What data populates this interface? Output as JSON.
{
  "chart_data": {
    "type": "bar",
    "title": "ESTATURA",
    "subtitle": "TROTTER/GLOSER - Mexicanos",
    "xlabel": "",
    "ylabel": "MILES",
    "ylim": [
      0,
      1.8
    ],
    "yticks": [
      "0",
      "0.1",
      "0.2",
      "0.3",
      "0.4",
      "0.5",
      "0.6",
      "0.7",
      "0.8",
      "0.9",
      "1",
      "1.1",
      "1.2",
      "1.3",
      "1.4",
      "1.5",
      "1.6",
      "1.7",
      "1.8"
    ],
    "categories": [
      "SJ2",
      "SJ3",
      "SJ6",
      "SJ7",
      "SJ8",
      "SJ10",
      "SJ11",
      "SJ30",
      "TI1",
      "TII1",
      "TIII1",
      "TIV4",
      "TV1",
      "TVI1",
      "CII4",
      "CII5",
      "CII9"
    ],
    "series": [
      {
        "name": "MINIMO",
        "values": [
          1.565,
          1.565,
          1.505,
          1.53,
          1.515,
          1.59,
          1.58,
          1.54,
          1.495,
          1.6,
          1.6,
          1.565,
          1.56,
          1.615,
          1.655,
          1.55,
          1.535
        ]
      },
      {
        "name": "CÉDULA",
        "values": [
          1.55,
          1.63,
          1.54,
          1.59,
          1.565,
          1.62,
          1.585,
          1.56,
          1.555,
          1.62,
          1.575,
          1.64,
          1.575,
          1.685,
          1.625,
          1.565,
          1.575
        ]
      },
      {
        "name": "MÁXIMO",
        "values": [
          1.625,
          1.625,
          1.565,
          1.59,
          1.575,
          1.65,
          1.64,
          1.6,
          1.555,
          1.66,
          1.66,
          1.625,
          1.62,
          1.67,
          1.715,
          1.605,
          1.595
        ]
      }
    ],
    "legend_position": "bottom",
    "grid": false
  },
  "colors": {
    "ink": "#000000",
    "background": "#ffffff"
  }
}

|---|

-- TASK GOAL --
Only the number is wanted: how many lines of the material contain the word "name"?

-- ANSWER TO THIS TASK --
3